— The problem —
List each line holding the string "number".

— Data lines —
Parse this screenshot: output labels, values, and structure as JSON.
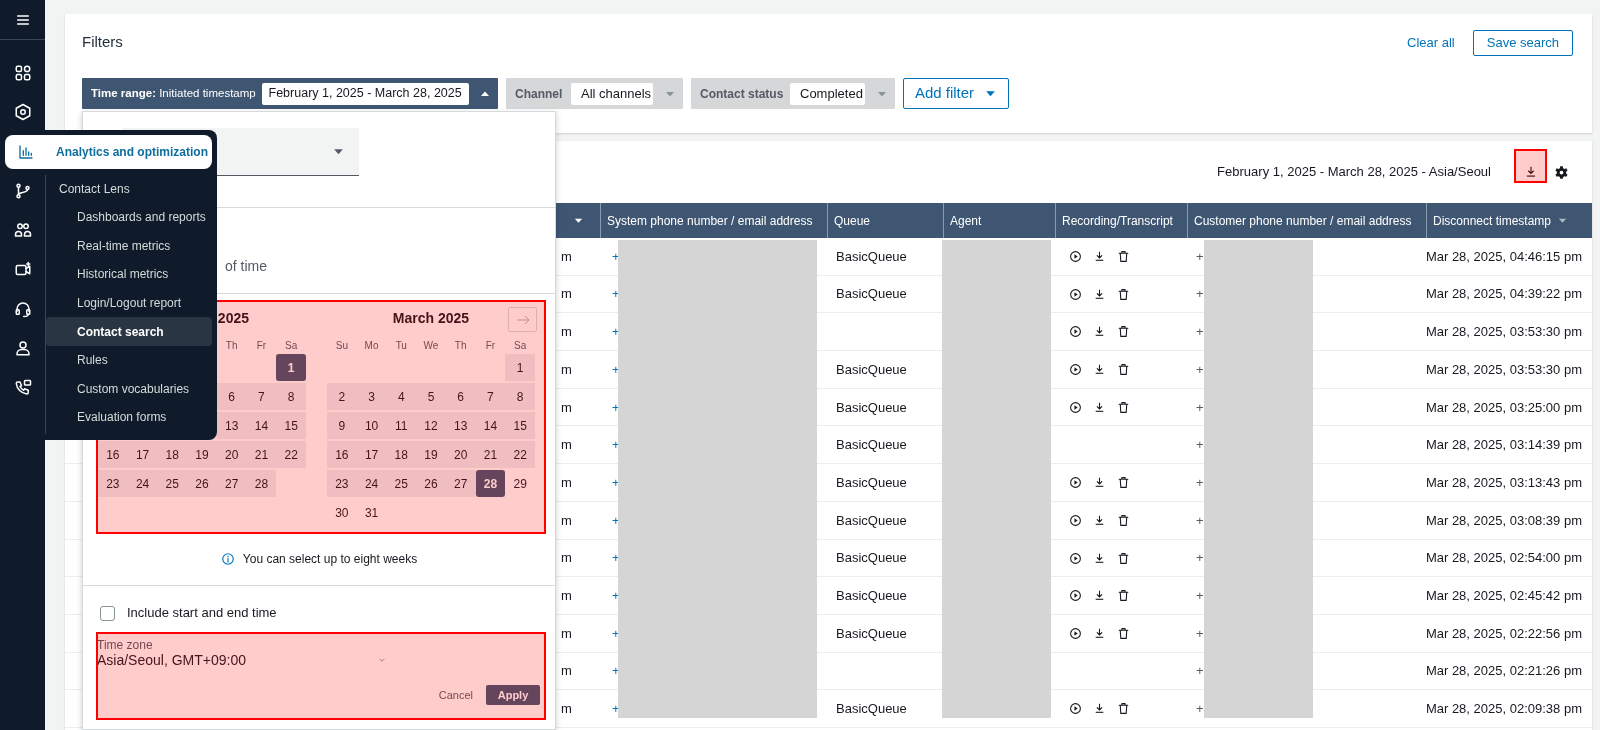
{
  "filters": {
    "title": "Filters",
    "clear_all": "Clear all",
    "save_search": "Save search",
    "chips": [
      {
        "kind": "time_range",
        "label": "**Time range:** Initiated timestamp",
        "value": "February 1, 2025 - March 28, 2025",
        "expanded": true
      },
      {
        "kind": "select",
        "label": "Channel",
        "value": "All channels",
        "expanded": false
      },
      {
        "kind": "select",
        "label": "Contact status",
        "value": "Completed",
        "expanded": false
      }
    ],
    "add_filter": "Add filter"
  },
  "results": {
    "range_label": "February 1, 2025 - March 28, 2025 - Asia/Seoul",
    "columns": [
      {
        "sorted": true
      },
      {
        "label": "System phone number / email address"
      },
      {
        "label": "Queue"
      },
      {
        "label": "Agent"
      },
      {
        "label": "Recording/Transcript"
      },
      {
        "label": "Customer phone number / email address"
      },
      {
        "label": "Disconnect timestamp",
        "sorted": false
      }
    ],
    "rows": [
      {
        "column_1": "m",
        "system_phone": "+",
        "queue": "BasicQueue",
        "recording": true,
        "customer_phone": "+",
        "disconnect_timestamp": "Mar 28, 2025, 04:46:15 pm"
      },
      {
        "column_1": "m",
        "system_phone": "+",
        "queue": "BasicQueue",
        "recording": true,
        "customer_phone": "+",
        "disconnect_timestamp": "Mar 28, 2025, 04:39:22 pm"
      },
      {
        "column_1": "m",
        "system_phone": "+",
        "recording": true,
        "customer_phone": "+",
        "disconnect_timestamp": "Mar 28, 2025, 03:53:30 pm"
      },
      {
        "column_1": "m",
        "system_phone": "+",
        "queue": "BasicQueue",
        "recording": true,
        "customer_phone": "+",
        "disconnect_timestamp": "Mar 28, 2025, 03:53:30 pm"
      },
      {
        "column_1": "m",
        "system_phone": "+",
        "queue": "BasicQueue",
        "recording": true,
        "customer_phone": "+",
        "disconnect_timestamp": "Mar 28, 2025, 03:25:00 pm"
      },
      {
        "column_1": "m",
        "system_phone": "+",
        "queue": "BasicQueue",
        "recording": false,
        "customer_phone": "+",
        "disconnect_timestamp": "Mar 28, 2025, 03:14:39 pm"
      },
      {
        "column_1": "m",
        "system_phone": "+",
        "queue": "BasicQueue",
        "recording": true,
        "customer_phone": "+",
        "disconnect_timestamp": "Mar 28, 2025, 03:13:43 pm"
      },
      {
        "column_1": "m",
        "system_phone": "+",
        "queue": "BasicQueue",
        "recording": true,
        "customer_phone": "+",
        "disconnect_timestamp": "Mar 28, 2025, 03:08:39 pm"
      },
      {
        "column_1": "m",
        "system_phone": "+",
        "queue": "BasicQueue",
        "recording": true,
        "customer_phone": "+",
        "disconnect_timestamp": "Mar 28, 2025, 02:54:00 pm"
      },
      {
        "column_1": "m",
        "system_phone": "+",
        "queue": "BasicQueue",
        "recording": true,
        "customer_phone": "+",
        "disconnect_timestamp": "Mar 28, 2025, 02:45:42 pm"
      },
      {
        "column_1": "m",
        "system_phone": "+",
        "queue": "BasicQueue",
        "recording": true,
        "customer_phone": "+",
        "disconnect_timestamp": "Mar 28, 2025, 02:22:56 pm"
      },
      {
        "column_1": "m",
        "system_phone": "+",
        "recording": false,
        "customer_phone": "+",
        "disconnect_timestamp": "Mar 28, 2025, 02:21:26 pm"
      },
      {
        "column_1": "m",
        "system_phone": "+",
        "queue": "BasicQueue",
        "recording": true,
        "customer_phone": "+",
        "disconnect_timestamp": "Mar 28, 2025, 02:09:38 pm"
      }
    ]
  },
  "date_picker": {
    "range_text": "of time",
    "months": [
      {
        "title": "2025",
        "day_names": [
          "Th",
          "Fr",
          "Sa"
        ],
        "weeks": [
          [
            {
              "day": "1",
              "selected": true,
              "in_range": true
            }
          ],
          [
            {
              "day": "6",
              "selected": false,
              "in_range": true
            },
            {
              "day": "7",
              "selected": false,
              "in_range": true
            },
            {
              "day": "8",
              "selected": false,
              "in_range": true
            }
          ],
          [
            {
              "day": "13",
              "selected": false,
              "in_range": true
            },
            {
              "day": "14",
              "selected": false,
              "in_range": true
            },
            {
              "day": "15",
              "selected": false,
              "in_range": true
            }
          ],
          [
            {
              "day": "16",
              "selected": false,
              "in_range": true
            },
            {
              "day": "17",
              "selected": false,
              "in_range": true
            },
            {
              "day": "18",
              "selected": false,
              "in_range": true
            },
            {
              "day": "19",
              "selected": false,
              "in_range": true
            },
            {
              "day": "20",
              "selected": false,
              "in_range": true
            },
            {
              "day": "21",
              "selected": false,
              "in_range": true
            },
            {
              "day": "22",
              "selected": false,
              "in_range": true
            }
          ],
          [
            {
              "day": "23",
              "selected": false,
              "in_range": true
            },
            {
              "day": "24",
              "selected": false,
              "in_range": true
            },
            {
              "day": "25",
              "selected": false,
              "in_range": true
            },
            {
              "day": "26",
              "selected": false,
              "in_range": true
            },
            {
              "day": "27",
              "selected": false,
              "in_range": true
            },
            {
              "day": "28",
              "selected": false,
              "in_range": true
            }
          ]
        ]
      },
      {
        "title": "March 2025",
        "day_names": [
          "Su",
          "Mo",
          "Tu",
          "We",
          "Th",
          "Fr",
          "Sa"
        ],
        "weeks": [
          [
            {
              "day": "1",
              "selected": false,
              "in_range": true
            }
          ],
          [
            {
              "day": "2",
              "selected": false,
              "in_range": true
            },
            {
              "day": "3",
              "selected": false,
              "in_range": true
            },
            {
              "day": "4",
              "selected": false,
              "in_range": true
            },
            {
              "day": "5",
              "selected": false,
              "in_range": true
            },
            {
              "day": "6",
              "selected": false,
              "in_range": true
            },
            {
              "day": "7",
              "selected": false,
              "in_range": true
            },
            {
              "day": "8",
              "selected": false,
              "in_range": true
            }
          ],
          [
            {
              "day": "9",
              "selected": false,
              "in_range": true
            },
            {
              "day": "10",
              "selected": false,
              "in_range": true
            },
            {
              "day": "11",
              "selected": false,
              "in_range": true
            },
            {
              "day": "12",
              "selected": false,
              "in_range": true
            },
            {
              "day": "13",
              "selected": false,
              "in_range": true
            },
            {
              "day": "14",
              "selected": false,
              "in_range": true
            },
            {
              "day": "15",
              "selected": false,
              "in_range": true
            }
          ],
          [
            {
              "day": "16",
              "selected": false,
              "in_range": true
            },
            {
              "day": "17",
              "selected": false,
              "in_range": true
            },
            {
              "day": "18",
              "selected": false,
              "in_range": true
            },
            {
              "day": "19",
              "selected": false,
              "in_range": true
            },
            {
              "day": "20",
              "selected": false,
              "in_range": true
            },
            {
              "day": "21",
              "selected": false,
              "in_range": true
            },
            {
              "day": "22",
              "selected": false,
              "in_range": true
            }
          ],
          [
            {
              "day": "23",
              "selected": false,
              "in_range": true
            },
            {
              "day": "24",
              "selected": false,
              "in_range": true
            },
            {
              "day": "25",
              "selected": false,
              "in_range": true
            },
            {
              "day": "26",
              "selected": false,
              "in_range": true
            },
            {
              "day": "27",
              "selected": false,
              "in_range": true
            },
            {
              "day": "28",
              "selected": true,
              "in_range": true
            },
            {
              "day": "29",
              "selected": false,
              "in_range": false
            }
          ],
          [
            {
              "day": "30",
              "selected": false,
              "in_range": false
            },
            {
              "day": "31",
              "selected": false,
              "in_range": false
            }
          ]
        ]
      }
    ],
    "hint": "You can select up to eight weeks",
    "include_time": {
      "label": "Include start and end time",
      "checked": false
    },
    "time_zone": {
      "label": "Time zone",
      "value": "Asia/Seoul, GMT+09:00"
    },
    "cancel": "Cancel",
    "apply": "Apply"
  },
  "nav_flyout": {
    "title": "Analytics and optimization",
    "section": "Contact Lens",
    "items": [
      {
        "label": "Dashboards and reports",
        "selected": false
      },
      {
        "label": "Real-time metrics",
        "selected": false
      },
      {
        "label": "Historical metrics",
        "selected": false
      },
      {
        "label": "Login/Logout report",
        "selected": false
      },
      {
        "label": "Contact search",
        "selected": true
      },
      {
        "label": "Rules",
        "selected": false
      },
      {
        "label": "Custom vocabularies",
        "selected": false
      },
      {
        "label": "Evaluation forms",
        "selected": false
      }
    ]
  }
}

— Written solution —
        "label": "System phone number / email address"
        "label": "Customer phone number / email address"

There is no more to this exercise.